======== EXTRAIT DU DOCUMENT

Gharsallah, la semence de Dieu
Il en va de Gharsallah comme de Keyser Söje dans Usual Suspects. Tous en ont entendu parler, tous ont quelque anecdote terrifiante à raconter sur lui, ou vu des gens qui connaissaient des gens qui connaissaient… mais plus la légende enfle, plus le personnage reste insaisissable, irréel. À Dhibet, petit village de Tunisie, Gharsallah (« la semence de Dieu »), six ans après sa mort, reste un mystère. Bien plus, le mystère s’est fait légende. Fou errant ou prophète injuste, saint coléreux ou manipulateur patenté, éducateur ou despote, guérisseur ou charlatan, sage ou excentrique, possédé ou misanthrope, marabout redouté ou ermite caractériel, l’homme continue d’alimenter les conversations, de nourrir les récits et les fantasmes. Hommes et femmes le voient dans leurs rêves, les actes qu’on lui attribue relèvent du fantastique, du miraculeux, de l’épouvante ou de la provocation. Des conditions de naissance exceptionnelles ont réservé à Gharsallah un destin à part. Mais l’imaginaire et le réel, le flou des souvenirs et le goût du conte sont ici inextricablement liés et indémêlables. À vrai dire, la réalité de l’homme compte moins ici que la terre où il a vu le jour, et la mentalité des hommes qui l’habitent : une terre aride dominée par le mausolée que Gharsallah a construit à la fin de sa vie, un édifice refermé sur lui-même sans ouverture sur le monde extérieur, et une communauté au verbe riche, habile à traduire ses émotions, ses interrogations, ses peurs en des images puissantes, à recouvrir cette terre d’un manteau magique dont la nature l’a privée. (Yann Lardeau)

================

EXERCICE ÉCRIT 1:
Relevez, s'il vous plaît, tous les registres dont relèvent, selon l'extrait, les actes attribués à Gharsallah.
EXERCICE ÉCRIT 2:
D'après l'extrait, que signifie le nom « Gharsallah » ?
Les entrées n'ont aucun lien avec l'extrait.

======== ENTRÉES FOURNIES

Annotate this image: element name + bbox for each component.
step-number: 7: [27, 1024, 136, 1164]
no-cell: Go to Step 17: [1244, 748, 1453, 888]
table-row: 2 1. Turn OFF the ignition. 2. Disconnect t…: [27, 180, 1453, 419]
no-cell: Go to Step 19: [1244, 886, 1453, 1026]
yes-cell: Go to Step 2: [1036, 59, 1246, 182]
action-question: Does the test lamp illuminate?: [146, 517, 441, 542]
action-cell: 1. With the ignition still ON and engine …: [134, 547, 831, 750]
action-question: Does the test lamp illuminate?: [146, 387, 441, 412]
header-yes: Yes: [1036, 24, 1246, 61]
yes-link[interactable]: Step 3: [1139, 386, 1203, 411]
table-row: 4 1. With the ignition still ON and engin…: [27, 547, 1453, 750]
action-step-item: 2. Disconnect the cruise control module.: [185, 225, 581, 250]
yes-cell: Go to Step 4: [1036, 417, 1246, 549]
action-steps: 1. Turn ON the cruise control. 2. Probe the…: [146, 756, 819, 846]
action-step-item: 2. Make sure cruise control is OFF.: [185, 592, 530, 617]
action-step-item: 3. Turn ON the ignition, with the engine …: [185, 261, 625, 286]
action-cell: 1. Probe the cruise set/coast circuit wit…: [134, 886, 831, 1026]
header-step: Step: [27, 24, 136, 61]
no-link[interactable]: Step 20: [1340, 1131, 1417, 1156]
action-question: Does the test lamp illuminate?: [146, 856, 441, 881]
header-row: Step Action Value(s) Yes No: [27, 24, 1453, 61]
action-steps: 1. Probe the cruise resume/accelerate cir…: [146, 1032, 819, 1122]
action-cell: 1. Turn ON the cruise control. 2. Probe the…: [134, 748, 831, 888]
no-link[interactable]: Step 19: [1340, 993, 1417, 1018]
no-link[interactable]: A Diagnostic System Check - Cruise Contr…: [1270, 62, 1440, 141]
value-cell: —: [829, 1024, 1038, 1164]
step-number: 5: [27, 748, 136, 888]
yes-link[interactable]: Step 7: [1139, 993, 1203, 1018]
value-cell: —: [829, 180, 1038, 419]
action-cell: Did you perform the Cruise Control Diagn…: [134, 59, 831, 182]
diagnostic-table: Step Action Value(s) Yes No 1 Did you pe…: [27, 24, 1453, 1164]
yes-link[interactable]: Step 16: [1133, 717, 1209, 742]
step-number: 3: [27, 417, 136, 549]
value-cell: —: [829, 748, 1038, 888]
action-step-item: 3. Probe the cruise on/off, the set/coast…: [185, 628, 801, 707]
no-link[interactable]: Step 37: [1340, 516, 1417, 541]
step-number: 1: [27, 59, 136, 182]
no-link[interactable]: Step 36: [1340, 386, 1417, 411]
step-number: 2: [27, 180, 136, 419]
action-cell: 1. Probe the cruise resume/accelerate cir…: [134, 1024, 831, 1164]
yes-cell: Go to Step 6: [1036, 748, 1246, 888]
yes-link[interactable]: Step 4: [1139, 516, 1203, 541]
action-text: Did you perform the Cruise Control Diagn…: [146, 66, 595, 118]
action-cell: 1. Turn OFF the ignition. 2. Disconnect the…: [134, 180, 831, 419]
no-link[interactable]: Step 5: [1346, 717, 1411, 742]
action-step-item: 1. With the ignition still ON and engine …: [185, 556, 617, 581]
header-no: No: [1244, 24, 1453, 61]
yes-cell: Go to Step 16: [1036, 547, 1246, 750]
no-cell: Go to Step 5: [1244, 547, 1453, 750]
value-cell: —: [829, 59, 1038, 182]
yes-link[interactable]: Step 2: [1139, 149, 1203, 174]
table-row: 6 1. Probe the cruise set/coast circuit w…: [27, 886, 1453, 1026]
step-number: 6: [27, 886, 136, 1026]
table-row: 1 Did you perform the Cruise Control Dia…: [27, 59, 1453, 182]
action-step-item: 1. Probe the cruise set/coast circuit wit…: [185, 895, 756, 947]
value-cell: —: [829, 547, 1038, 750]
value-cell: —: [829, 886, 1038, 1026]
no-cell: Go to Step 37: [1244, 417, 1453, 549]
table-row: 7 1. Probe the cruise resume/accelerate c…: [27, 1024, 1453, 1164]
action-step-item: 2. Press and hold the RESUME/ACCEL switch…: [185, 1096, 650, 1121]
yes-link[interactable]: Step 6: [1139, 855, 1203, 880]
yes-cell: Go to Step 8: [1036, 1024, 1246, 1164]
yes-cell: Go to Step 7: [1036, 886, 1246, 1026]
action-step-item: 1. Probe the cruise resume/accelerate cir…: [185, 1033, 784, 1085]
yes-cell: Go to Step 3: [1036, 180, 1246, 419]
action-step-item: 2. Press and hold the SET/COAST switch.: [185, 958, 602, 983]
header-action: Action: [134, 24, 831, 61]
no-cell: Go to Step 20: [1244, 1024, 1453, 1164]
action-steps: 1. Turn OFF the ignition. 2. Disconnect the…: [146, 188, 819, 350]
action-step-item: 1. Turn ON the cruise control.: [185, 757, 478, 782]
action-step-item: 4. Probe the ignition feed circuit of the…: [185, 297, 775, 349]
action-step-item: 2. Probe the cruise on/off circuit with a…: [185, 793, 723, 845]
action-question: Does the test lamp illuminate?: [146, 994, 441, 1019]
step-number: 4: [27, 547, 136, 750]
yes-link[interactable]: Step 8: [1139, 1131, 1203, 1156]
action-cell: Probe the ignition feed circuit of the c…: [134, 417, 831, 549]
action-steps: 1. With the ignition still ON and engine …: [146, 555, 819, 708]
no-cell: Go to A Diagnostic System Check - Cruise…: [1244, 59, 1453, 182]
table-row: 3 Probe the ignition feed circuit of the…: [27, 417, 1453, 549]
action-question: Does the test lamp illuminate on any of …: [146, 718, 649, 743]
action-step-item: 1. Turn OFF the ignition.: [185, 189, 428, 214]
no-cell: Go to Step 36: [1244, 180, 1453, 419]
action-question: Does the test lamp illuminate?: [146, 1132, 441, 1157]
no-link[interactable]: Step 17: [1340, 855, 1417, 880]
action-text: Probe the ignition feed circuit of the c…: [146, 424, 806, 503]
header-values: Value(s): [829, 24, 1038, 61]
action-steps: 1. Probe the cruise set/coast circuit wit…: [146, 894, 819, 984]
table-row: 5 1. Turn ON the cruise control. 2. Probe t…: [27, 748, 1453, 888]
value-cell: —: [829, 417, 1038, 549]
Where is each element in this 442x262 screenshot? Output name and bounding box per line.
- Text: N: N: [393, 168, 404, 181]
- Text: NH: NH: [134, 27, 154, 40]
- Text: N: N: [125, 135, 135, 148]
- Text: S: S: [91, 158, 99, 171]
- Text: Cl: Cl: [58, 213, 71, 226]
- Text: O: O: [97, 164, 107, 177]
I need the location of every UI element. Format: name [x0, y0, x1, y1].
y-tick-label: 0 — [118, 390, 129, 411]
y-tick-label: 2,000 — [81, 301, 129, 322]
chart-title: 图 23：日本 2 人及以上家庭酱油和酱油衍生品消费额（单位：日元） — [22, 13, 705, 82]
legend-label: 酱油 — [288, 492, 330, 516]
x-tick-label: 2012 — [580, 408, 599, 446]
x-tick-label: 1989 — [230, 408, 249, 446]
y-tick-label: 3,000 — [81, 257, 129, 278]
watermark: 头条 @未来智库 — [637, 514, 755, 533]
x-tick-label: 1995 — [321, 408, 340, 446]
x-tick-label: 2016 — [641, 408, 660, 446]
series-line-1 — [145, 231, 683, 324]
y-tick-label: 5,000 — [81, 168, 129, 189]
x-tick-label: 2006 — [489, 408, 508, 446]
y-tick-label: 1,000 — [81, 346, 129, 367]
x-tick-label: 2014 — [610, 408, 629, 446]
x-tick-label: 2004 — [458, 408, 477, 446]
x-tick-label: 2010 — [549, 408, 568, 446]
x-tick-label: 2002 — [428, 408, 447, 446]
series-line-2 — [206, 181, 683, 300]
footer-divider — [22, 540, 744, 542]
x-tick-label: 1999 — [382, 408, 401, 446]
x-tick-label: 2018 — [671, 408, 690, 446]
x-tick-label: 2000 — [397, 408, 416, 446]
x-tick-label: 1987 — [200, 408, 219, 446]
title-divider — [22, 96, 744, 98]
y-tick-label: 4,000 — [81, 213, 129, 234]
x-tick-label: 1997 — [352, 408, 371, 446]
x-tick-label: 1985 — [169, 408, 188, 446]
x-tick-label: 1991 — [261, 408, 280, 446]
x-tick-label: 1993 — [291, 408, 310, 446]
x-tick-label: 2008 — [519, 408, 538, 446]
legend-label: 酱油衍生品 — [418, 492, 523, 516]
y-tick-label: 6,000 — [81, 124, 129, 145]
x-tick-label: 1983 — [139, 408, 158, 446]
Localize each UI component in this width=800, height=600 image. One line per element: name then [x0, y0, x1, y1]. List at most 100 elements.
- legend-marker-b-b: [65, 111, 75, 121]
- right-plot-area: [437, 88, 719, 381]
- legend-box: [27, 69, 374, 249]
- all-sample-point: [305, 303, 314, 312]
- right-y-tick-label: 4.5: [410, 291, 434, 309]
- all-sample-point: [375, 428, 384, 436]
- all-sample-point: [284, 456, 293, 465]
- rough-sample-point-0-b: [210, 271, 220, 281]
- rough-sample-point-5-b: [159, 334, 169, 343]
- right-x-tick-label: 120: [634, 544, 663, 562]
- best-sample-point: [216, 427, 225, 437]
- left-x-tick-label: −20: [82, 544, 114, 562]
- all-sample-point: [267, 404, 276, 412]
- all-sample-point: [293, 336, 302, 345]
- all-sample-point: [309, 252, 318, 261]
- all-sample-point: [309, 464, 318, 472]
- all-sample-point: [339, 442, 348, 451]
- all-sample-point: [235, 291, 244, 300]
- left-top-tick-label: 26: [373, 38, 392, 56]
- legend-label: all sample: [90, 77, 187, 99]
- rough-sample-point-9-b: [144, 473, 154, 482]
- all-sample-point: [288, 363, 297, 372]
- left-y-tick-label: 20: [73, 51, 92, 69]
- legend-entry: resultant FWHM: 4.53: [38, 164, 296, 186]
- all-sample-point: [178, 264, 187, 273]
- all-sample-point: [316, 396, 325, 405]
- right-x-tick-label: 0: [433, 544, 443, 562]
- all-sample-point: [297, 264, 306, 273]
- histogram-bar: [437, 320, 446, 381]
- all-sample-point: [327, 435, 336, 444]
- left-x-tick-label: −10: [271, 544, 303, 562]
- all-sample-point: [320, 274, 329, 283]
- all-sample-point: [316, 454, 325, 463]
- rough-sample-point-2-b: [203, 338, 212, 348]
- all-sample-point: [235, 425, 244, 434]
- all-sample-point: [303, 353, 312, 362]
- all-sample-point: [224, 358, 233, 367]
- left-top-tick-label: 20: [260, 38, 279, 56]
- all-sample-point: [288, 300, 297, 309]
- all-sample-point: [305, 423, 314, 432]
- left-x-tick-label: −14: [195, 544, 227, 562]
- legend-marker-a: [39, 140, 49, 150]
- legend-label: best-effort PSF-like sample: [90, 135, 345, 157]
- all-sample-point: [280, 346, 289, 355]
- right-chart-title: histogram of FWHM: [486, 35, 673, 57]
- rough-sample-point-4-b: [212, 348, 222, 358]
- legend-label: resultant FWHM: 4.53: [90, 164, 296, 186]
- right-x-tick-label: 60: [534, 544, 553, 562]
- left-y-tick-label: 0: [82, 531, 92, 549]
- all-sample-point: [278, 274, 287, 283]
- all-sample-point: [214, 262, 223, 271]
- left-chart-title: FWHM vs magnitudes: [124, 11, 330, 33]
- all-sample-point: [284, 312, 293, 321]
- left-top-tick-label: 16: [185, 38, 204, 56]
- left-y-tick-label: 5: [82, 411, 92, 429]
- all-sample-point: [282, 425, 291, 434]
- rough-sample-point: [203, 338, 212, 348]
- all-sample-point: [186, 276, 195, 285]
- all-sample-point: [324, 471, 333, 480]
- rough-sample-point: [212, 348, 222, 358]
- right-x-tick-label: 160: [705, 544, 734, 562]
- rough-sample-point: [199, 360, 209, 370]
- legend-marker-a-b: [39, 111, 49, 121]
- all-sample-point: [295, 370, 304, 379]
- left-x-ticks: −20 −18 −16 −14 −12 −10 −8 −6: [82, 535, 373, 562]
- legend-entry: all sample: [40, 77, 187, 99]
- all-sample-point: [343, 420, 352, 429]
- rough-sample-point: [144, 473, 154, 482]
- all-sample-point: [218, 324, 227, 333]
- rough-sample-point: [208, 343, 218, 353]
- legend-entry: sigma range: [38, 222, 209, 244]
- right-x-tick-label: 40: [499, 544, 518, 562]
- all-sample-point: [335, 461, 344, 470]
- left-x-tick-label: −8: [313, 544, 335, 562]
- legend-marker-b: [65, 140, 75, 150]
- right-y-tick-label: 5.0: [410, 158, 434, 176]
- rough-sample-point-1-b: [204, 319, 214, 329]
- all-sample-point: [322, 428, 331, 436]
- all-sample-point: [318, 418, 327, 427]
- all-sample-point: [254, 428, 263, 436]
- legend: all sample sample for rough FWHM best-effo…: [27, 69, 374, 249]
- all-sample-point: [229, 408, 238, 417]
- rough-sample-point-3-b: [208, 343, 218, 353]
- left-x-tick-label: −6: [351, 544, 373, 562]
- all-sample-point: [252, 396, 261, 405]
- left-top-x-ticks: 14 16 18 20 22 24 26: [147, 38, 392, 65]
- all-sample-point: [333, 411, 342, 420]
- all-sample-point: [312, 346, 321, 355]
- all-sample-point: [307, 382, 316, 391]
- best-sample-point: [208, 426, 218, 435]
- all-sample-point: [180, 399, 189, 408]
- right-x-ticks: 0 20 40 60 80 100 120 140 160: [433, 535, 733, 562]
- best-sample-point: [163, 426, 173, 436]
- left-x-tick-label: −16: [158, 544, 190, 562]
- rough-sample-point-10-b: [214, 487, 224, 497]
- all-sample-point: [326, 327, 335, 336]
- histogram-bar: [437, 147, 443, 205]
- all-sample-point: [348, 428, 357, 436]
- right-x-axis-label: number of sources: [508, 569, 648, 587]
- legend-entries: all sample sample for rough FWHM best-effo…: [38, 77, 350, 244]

================

RÉPONSE FINALE 1:
Le fantastique, le miraculeux, l'épouvante et la provocation.

RÉPONSE FINALE 2:
Il signifie « la semence de Dieu ».